Given exercise — Reproduce the listing below with every "lawsonsypress" swapped for "sitkagran", leaving everything else as it is.

Exercise materials —
★ ★ ★
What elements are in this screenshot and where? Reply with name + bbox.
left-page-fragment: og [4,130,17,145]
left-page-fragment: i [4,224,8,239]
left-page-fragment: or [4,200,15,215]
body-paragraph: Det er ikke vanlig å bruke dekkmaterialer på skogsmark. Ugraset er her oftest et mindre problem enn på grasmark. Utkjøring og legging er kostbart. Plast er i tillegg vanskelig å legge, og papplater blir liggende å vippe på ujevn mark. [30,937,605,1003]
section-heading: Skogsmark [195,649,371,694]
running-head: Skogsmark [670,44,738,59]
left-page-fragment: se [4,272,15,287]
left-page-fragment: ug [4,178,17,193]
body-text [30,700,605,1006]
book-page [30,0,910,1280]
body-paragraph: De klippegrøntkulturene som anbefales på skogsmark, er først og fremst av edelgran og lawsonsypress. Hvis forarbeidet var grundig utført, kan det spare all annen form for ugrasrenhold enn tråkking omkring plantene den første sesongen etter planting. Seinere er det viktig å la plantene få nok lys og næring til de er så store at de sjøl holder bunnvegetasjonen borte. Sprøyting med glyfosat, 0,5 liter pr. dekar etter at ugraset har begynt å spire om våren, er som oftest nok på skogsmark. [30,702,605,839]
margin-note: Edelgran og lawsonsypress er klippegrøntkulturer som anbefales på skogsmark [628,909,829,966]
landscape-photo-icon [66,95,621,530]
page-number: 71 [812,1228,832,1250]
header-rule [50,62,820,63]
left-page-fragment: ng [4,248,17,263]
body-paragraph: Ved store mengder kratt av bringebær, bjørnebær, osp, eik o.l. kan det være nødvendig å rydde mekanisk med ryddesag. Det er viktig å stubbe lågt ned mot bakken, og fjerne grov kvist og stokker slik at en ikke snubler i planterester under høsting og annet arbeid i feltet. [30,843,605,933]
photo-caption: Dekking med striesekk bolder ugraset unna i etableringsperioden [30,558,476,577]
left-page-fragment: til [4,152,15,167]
★ ★ ★
Worked solution —
What elements are in this screenshot and where? Reply with name + bbox.
left-page-fragment: og [4,130,17,145]
left-page-fragment: i [4,224,8,239]
left-page-fragment: or [4,200,15,215]
body-paragraph: Det er ikke vanlig å bruke dekkmaterialer på skogsmark. Ugraset er her oftest et mindre problem enn på grasmark. Utkjøring og legging er kostbart. Plast er i tillegg vanskelig å legge, og papplater blir liggende å vippe på ujevn mark. [30,937,605,1003]
section-heading: Skogsmark [195,649,371,694]
running-head: Skogsmark [670,44,738,59]
left-page-fragment: se [4,272,15,287]
left-page-fragment: ug [4,178,17,193]
body-text [30,700,605,1006]
book-page [30,0,910,1280]
body-paragraph: De klippegrøntkulturene som anbefales på skogsmark, er først og fremst av edelgran og sitkagran. Hvis forarbeidet var grundig utført, kan det spare all annen form for ugrasrenhold enn tråkking omkring plantene den første sesongen etter planting. Seinere er det viktig å la plantene få nok lys og næring til de er så store at de sjøl holder bunnvegetasjonen borte. Sprøyting med glyfosat, 0,5 liter pr. dekar etter at ugraset har begynt å spire om våren, er som oftest nok på skogsmark. [30,702,605,839]
margin-note: Edelgran og sitkagran er klippegrøntkulturer som anbefales på skogsmark [628,909,829,966]
landscape-photo-icon [66,95,621,530]
page-number: 71 [812,1228,832,1250]
header-rule [50,62,820,63]
left-page-fragment: ng [4,248,17,263]
body-paragraph: Ved store mengder kratt av bringebær, bjørnebær, osp, eik o.l. kan det være nødvendig å rydde mekanisk med ryddesag. Det er viktig å stubbe lågt ned mot bakken, og fjerne grov kvist og stokker slik at en ikke snubler i planterester under høsting og annet arbeid i feltet. [30,843,605,933]
photo-caption: Dekking med striesekk bolder ugraset unna i etableringsperioden [30,558,476,577]
left-page-fragment: til [4,152,15,167]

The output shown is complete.